**Task brief:**
Sift the material for lines containing "Jurisdiction", and return them.

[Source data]
begin

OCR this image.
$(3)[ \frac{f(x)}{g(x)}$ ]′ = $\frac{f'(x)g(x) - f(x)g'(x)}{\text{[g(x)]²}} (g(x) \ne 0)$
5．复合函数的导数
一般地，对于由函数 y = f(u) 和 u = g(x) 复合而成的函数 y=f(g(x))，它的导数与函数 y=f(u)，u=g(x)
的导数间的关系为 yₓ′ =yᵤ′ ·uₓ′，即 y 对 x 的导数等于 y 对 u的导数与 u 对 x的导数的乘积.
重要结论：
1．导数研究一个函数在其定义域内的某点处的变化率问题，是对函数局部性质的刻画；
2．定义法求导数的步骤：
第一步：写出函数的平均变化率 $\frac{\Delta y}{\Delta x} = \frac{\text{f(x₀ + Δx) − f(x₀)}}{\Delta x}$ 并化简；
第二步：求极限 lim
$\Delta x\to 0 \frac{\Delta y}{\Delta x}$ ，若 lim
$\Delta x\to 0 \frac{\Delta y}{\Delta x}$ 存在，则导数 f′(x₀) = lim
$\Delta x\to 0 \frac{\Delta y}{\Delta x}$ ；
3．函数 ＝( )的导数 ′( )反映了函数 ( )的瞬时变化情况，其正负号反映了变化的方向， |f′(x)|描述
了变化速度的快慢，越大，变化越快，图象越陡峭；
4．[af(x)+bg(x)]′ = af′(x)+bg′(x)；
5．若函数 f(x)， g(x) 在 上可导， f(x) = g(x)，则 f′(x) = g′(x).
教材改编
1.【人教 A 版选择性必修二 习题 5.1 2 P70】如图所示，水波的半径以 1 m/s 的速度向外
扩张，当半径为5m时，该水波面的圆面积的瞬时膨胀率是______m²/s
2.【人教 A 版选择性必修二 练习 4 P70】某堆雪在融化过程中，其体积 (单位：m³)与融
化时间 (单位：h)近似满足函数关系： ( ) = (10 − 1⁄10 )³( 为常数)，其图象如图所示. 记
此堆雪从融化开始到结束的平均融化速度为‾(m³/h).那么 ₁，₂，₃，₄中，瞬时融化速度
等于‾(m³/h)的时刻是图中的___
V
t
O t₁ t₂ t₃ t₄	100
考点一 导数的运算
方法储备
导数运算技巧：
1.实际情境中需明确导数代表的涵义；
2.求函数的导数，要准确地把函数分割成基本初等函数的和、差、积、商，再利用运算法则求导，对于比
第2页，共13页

end
begin

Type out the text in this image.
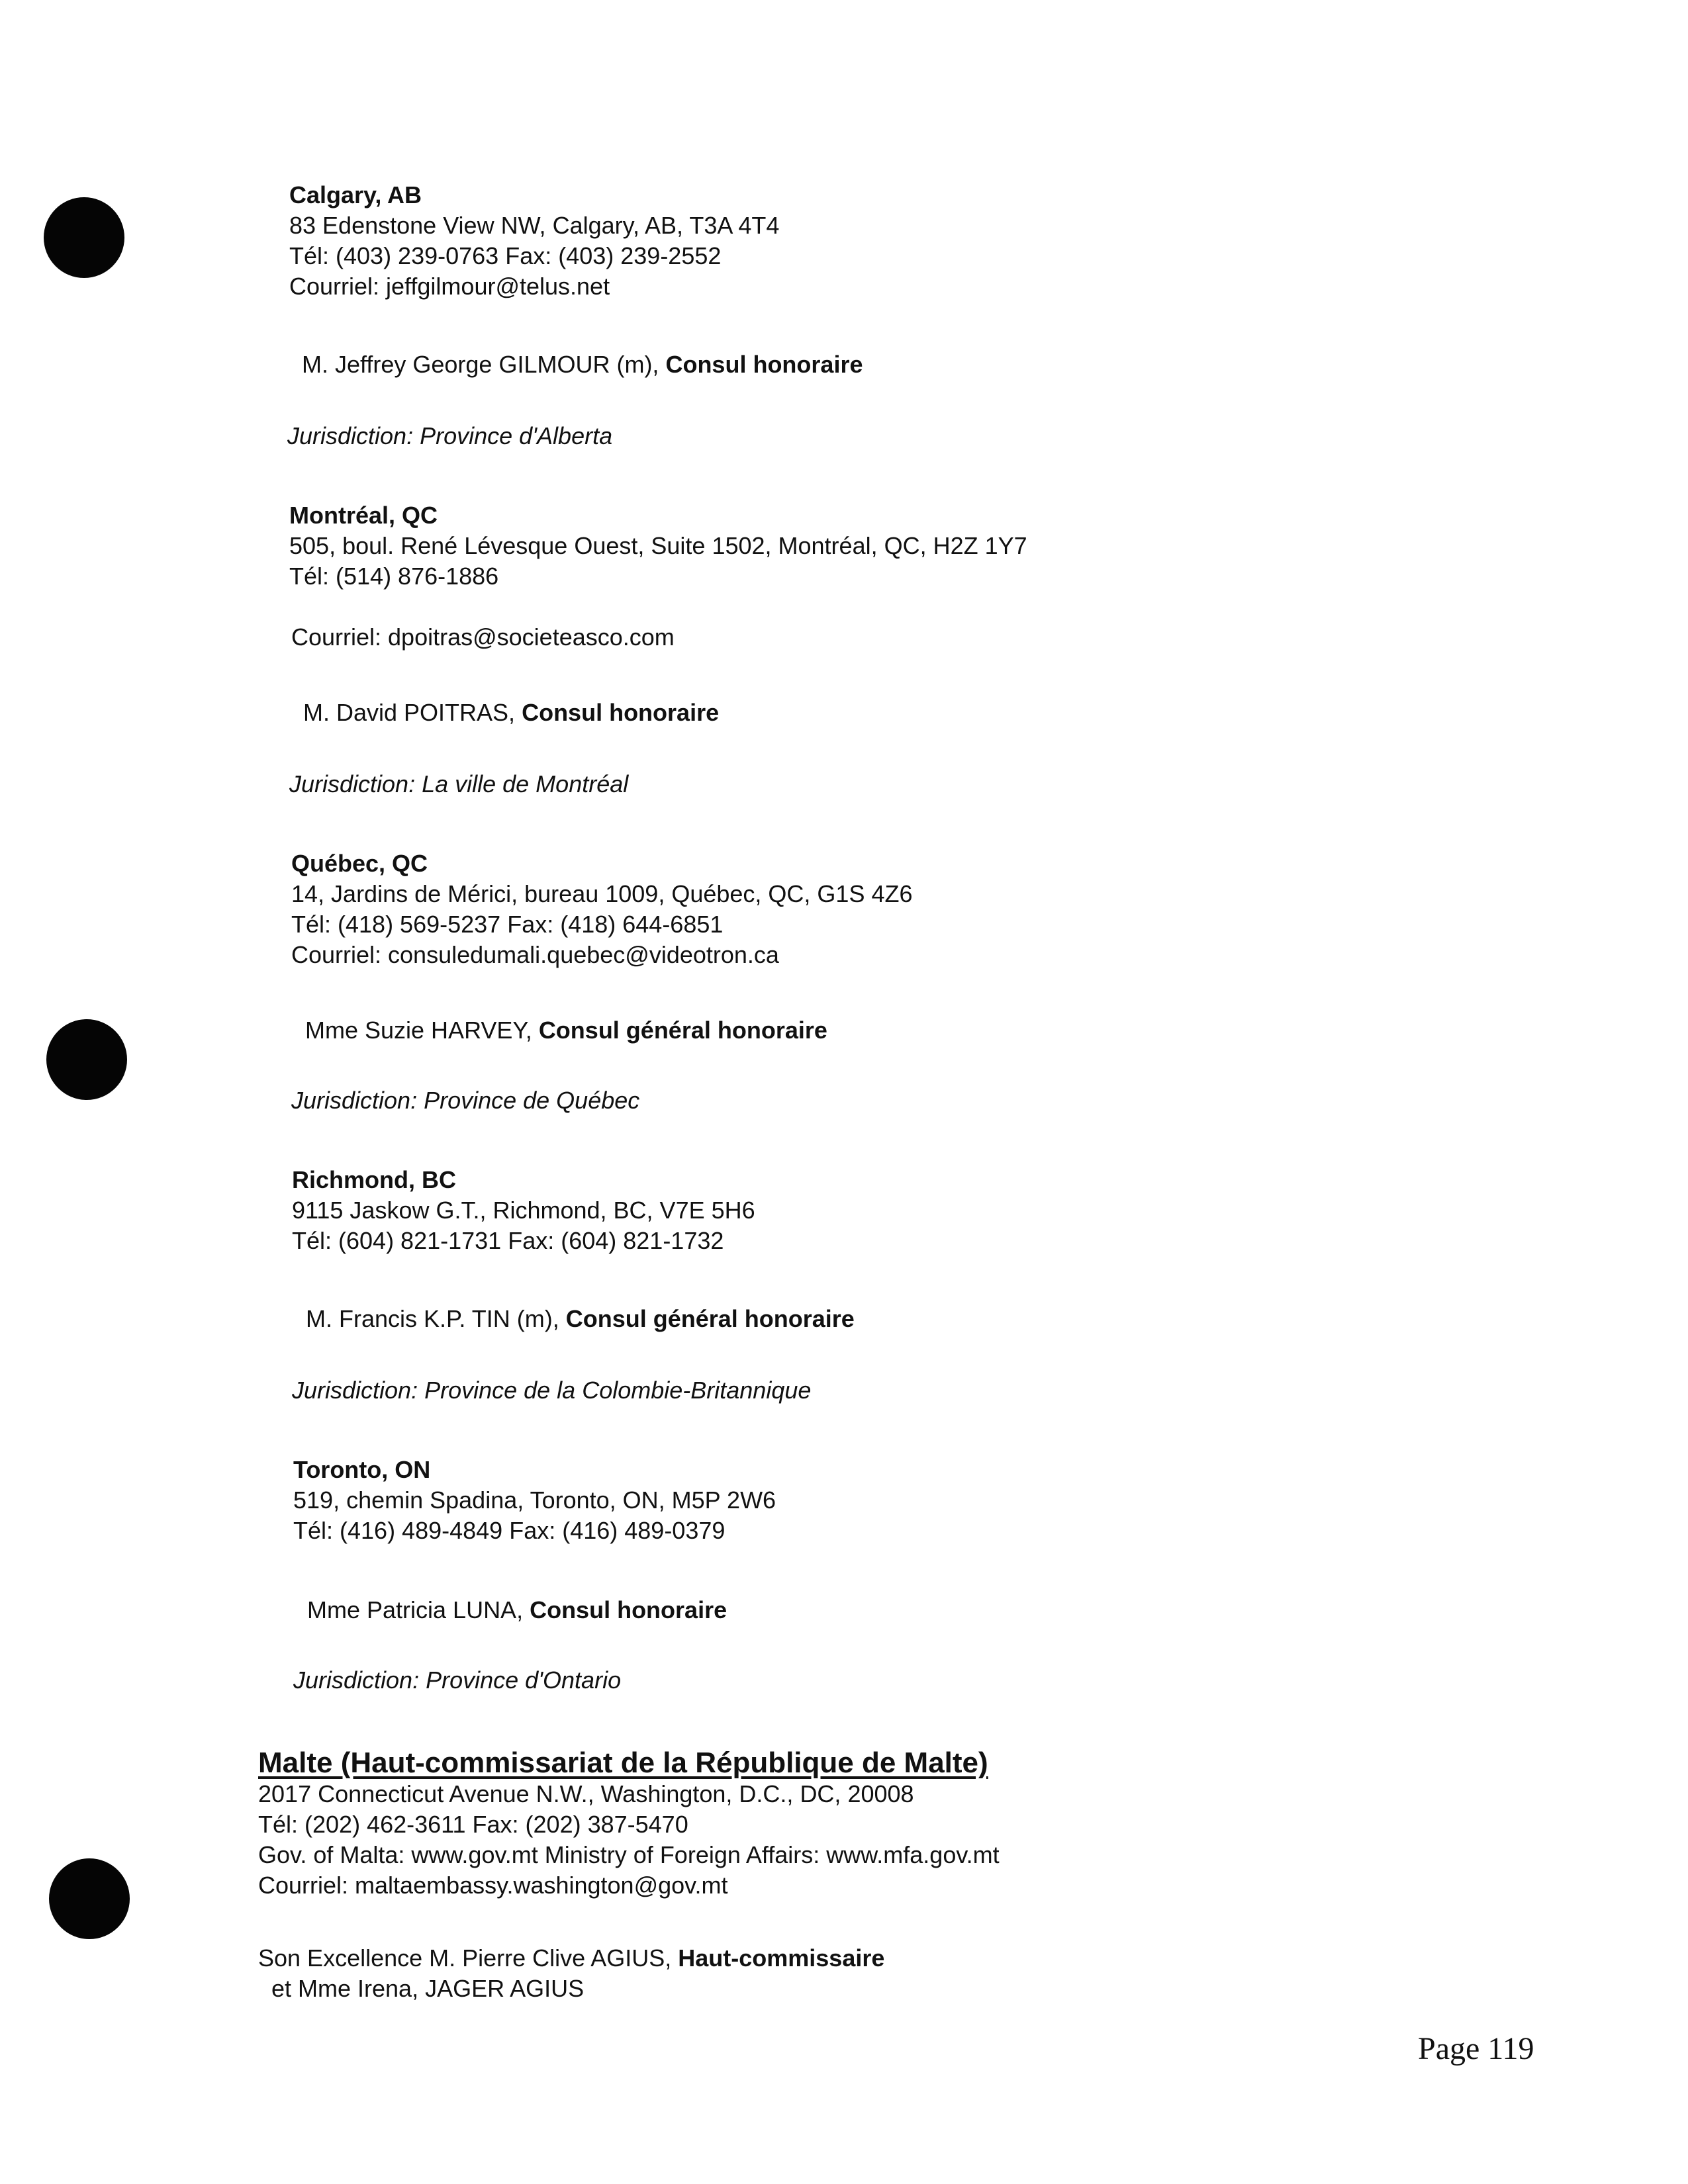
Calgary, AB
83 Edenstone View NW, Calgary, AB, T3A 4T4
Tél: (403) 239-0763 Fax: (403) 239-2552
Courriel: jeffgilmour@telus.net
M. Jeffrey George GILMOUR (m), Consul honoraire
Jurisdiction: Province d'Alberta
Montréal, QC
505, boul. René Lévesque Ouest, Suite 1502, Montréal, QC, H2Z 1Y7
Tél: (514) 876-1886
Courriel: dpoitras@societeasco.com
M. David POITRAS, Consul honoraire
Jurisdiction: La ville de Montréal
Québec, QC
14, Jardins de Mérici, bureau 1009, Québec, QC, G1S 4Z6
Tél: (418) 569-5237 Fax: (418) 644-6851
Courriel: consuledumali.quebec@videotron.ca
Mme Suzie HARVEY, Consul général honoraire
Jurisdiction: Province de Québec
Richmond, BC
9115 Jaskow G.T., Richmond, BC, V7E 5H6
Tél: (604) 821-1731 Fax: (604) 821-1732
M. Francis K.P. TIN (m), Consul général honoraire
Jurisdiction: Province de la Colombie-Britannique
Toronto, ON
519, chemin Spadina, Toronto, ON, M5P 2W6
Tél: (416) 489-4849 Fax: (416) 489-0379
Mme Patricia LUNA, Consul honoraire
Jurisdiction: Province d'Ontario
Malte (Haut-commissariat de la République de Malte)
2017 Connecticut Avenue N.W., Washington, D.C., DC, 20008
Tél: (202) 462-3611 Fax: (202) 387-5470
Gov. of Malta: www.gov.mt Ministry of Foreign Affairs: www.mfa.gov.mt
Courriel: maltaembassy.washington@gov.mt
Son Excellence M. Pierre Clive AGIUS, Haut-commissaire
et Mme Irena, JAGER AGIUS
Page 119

end

**Complete answer:**
Jurisdiction: Province d'Alberta
Jurisdiction: La ville de Montréal
Jurisdiction: Province de Québec
Jurisdiction: Province de la Colombie-Britannique
Jurisdiction: Province d'Ontario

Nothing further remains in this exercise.